• Listed records
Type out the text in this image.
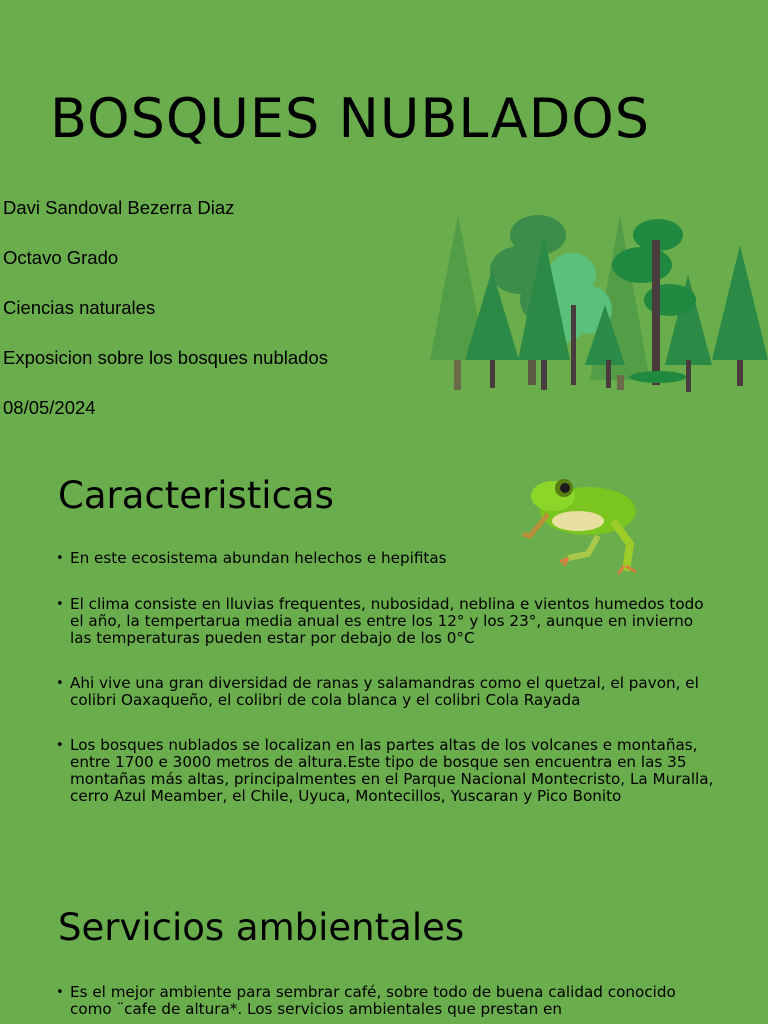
BOSQUES NUBLADOS
Davi Sandoval Bezerra Diaz
Octavo Grado
Ciencias naturales
Exposicion sobre los bosques nublados
08/05/2024
Caracteristicas
• En este ecosistema abundan helechos e hepifitas
• El clima consiste en lluvias frequentes, nubosidad, neblina e vientos humedos todo el año, la tempertarua media anual es entre los 12° y los 23°, aunque en invierno las temperaturas pueden estar por debajo de los 0°C
• Ahi vive una gran diversidad de ranas y salamandras como el quetzal, el pavon, el colibri Oaxaqueño, el colibri de cola blanca y el colibri Cola Rayada
• Los bosques nublados se localizan en las partes altas de los volcanes e montañas, entre 1700 e 3000 metros de altura.Este tipo de bosque sen encuentra en las 35 montañas más altas, principalmentes en el Parque Nacional Montecristo, La Muralla, cerro Azul Meamber, el Chile, Uyuca, Montecillos, Yuscaran y Pico Bonito
Servicios ambientales
• Es el mejor ambiente para sembrar café, sobre todo de buena calidad conocido como ¨cafe de altura*. Los servicios ambientales que prestan en
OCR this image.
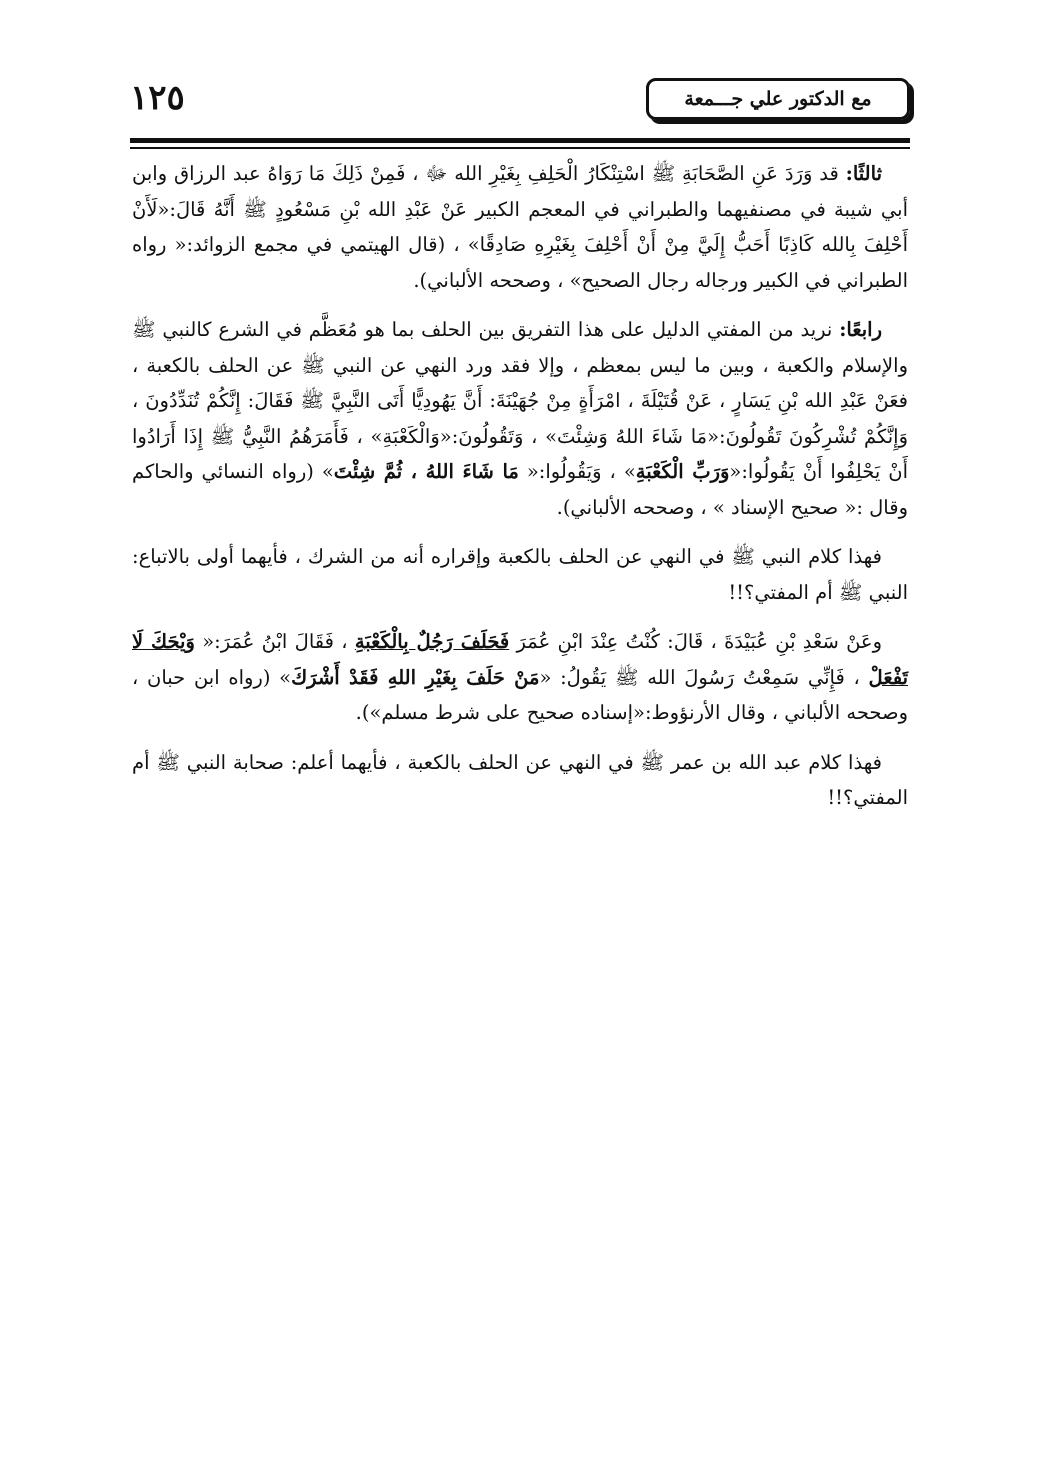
١٢٥	مع الدكتور علي جـــمعة

ثالثًا: قد وَرَدَ عَنِ الصَّحَابَةِ ﷺ اسْتِنْكَارُ الْحَلِفِ بِغَيْرِ الله ﷻ ، فَمِنْ ذَلِكَ مَا رَوَاهُ عبد الرزاق وابن أبي شيبة في مصنفيهما والطبراني في المعجم الكبير عَنْ عَبْدِ الله بْنِ مَسْعُودٍ ﷺ أَنَّهُ قَالَ:«لَأَنْ أَحْلِفَ بِالله كَاذِبًا أَحَبُّ إِلَيَّ مِنْ أَنْ أَحْلِفَ بِغَيْرِهِ صَادِقًا» ، (قال الهيتمي في مجمع الزوائد:« رواه الطبراني في الكبير ورجاله رجال الصحيح» ، وصححه الألباني).

رابعًا: نريد من المفتي الدليل على هذا التفريق بين الحلف بما هو مُعَظَّم في الشرع كالنبي ﷺ والإسلام والكعبة ، وبين ما ليس بمعظم ، وإلا فقد ورد النهي عن النبي ﷺ عن الحلف بالكعبة ، فعَنْ عَبْدِ الله بْنِ يَسَارٍ ، عَنْ قُتَيْلَةَ ، امْرَأَةٍ مِنْ جُهَيْنَةَ: أَنَّ يَهُودِيًّا أَتَى النَّبِيَّ ﷺ فَقَالَ: إِنَّكُمْ تُنَدِّدُونَ ، وَإِنَّكُمْ تُشْرِكُونَ تَقُولُونَ:«مَا شَاءَ اللهُ وَشِئْتَ» ، وَتَقُولُونَ:«وَالْكَعْبَةِ» ، فَأَمَرَهُمُ النَّبِيُّ ﷺ إِذَا أَرَادُوا أَنْ يَحْلِفُوا أَنْ يَقُولُوا:«وَرَبِّ الْكَعْبَةِ» ، وَيَقُولُوا:« مَا شَاءَ اللهُ ، ثُمَّ شِئْتَ» (رواه النسائي والحاكم وقال :« صحيح الإسناد » ، وصححه الألباني).

فهذا كلام النبي ﷺ في النهي عن الحلف بالكعبة وإقراره أنه من الشرك ، فأيهما أولى بالاتباع: النبي ﷺ أم المفتي؟!!

وعَنْ سَعْدِ بْنِ عُبَيْدَةَ ، قَالَ: كُنْتُ عِنْدَ ابْنِ عُمَرَ فَحَلَفَ رَجُلٌ بِالْكَعْبَةِ ، فَقَالَ ابْنُ عُمَرَ:« وَيْحَكَ لَا تَفْعَلْ ، فَإِنِّي سَمِعْتُ رَسُولَ الله ﷺ يَقُولُ: «مَنْ حَلَفَ بِغَيْرِ اللهِ فَقَدْ أَشْرَكَ» (رواه ابن حبان ، وصححه الألباني ، وقال الأرنؤوط:«إسناده صحيح على شرط مسلم»).

فهذا كلام عبد الله بن عمر ﷺ في النهي عن الحلف بالكعبة ، فأيهما أعلم: صحابة النبي ﷺ أم المفتي؟!!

• Your task
Copy the records word for word, leaving no picture in the copy.

• Reply to the exercise
Type out the text in this image.
BOSQUES NUBLADOS
Davi Sandoval Bezerra Diaz
Octavo Grado
Ciencias naturales
Exposicion sobre los bosques nublados
08/05/2024
Caracteristicas
• En este ecosistema abundan helechos e hepifitas
• El clima consiste en lluvias frequentes, nubosidad, neblina e vientos humedos todo el año, la tempertarua media anual es entre los 12° y los 23°, aunque en invierno las temperaturas pueden estar por debajo de los 0°C
• Ahi vive una gran diversidad de ranas y salamandras como el quetzal, el pavon, el colibri Oaxaqueño, el colibri de cola blanca y el colibri Cola Rayada
• Los bosques nublados se localizan en las partes altas de los volcanes e montañas, entre 1700 e 3000 metros de altura.Este tipo de bosque sen encuentra en las 35 montañas más altas, principalmentes en el Parque Nacional Montecristo, La Muralla, cerro Azul Meamber, el Chile, Uyuca, Montecillos, Yuscaran y Pico Bonito
Servicios ambientales
• Es el mejor ambiente para sembrar café, sobre todo de buena calidad conocido como ¨cafe de altura*. Los servicios ambientales que prestan en
OCR this image.
١٢٥	مع الدكتور علي جـــمعة

ثالثًا: قد وَرَدَ عَنِ الصَّحَابَةِ ﷺ اسْتِنْكَارُ الْحَلِفِ بِغَيْرِ الله ﷻ ، فَمِنْ ذَلِكَ مَا رَوَاهُ عبد الرزاق وابن أبي شيبة في مصنفيهما والطبراني في المعجم الكبير عَنْ عَبْدِ الله بْنِ مَسْعُودٍ ﷺ أَنَّهُ قَالَ:«لَأَنْ أَحْلِفَ بِالله كَاذِبًا أَحَبُّ إِلَيَّ مِنْ أَنْ أَحْلِفَ بِغَيْرِهِ صَادِقًا» ، (قال الهيتمي في مجمع الزوائد:« رواه الطبراني في الكبير ورجاله رجال الصحيح» ، وصححه الألباني).

رابعًا: نريد من المفتي الدليل على هذا التفريق بين الحلف بما هو مُعَظَّم في الشرع كالنبي ﷺ والإسلام والكعبة ، وبين ما ليس بمعظم ، وإلا فقد ورد النهي عن النبي ﷺ عن الحلف بالكعبة ، فعَنْ عَبْدِ الله بْنِ يَسَارٍ ، عَنْ قُتَيْلَةَ ، امْرَأَةٍ مِنْ جُهَيْنَةَ: أَنَّ يَهُودِيًّا أَتَى النَّبِيَّ ﷺ فَقَالَ: إِنَّكُمْ تُنَدِّدُونَ ، وَإِنَّكُمْ تُشْرِكُونَ تَقُولُونَ:«مَا شَاءَ اللهُ وَشِئْتَ» ، وَتَقُولُونَ:«وَالْكَعْبَةِ» ، فَأَمَرَهُمُ النَّبِيُّ ﷺ إِذَا أَرَادُوا أَنْ يَحْلِفُوا أَنْ يَقُولُوا:«وَرَبِّ الْكَعْبَةِ» ، وَيَقُولُوا:« مَا شَاءَ اللهُ ، ثُمَّ شِئْتَ» (رواه النسائي والحاكم وقال :« صحيح الإسناد » ، وصححه الألباني).

فهذا كلام النبي ﷺ في النهي عن الحلف بالكعبة وإقراره أنه من الشرك ، فأيهما أولى بالاتباع: النبي ﷺ أم المفتي؟!!

وعَنْ سَعْدِ بْنِ عُبَيْدَةَ ، قَالَ: كُنْتُ عِنْدَ ابْنِ عُمَرَ فَحَلَفَ رَجُلٌ بِالْكَعْبَةِ ، فَقَالَ ابْنُ عُمَرَ:« وَيْحَكَ لَا تَفْعَلْ ، فَإِنِّي سَمِعْتُ رَسُولَ الله ﷺ يَقُولُ: «مَنْ حَلَفَ بِغَيْرِ اللهِ فَقَدْ أَشْرَكَ» (رواه ابن حبان ، وصححه الألباني ، وقال الأرنؤوط:«إسناده صحيح على شرط مسلم»).

فهذا كلام عبد الله بن عمر ﷺ في النهي عن الحلف بالكعبة ، فأيهما أعلم: صحابة النبي ﷺ أم المفتي؟!!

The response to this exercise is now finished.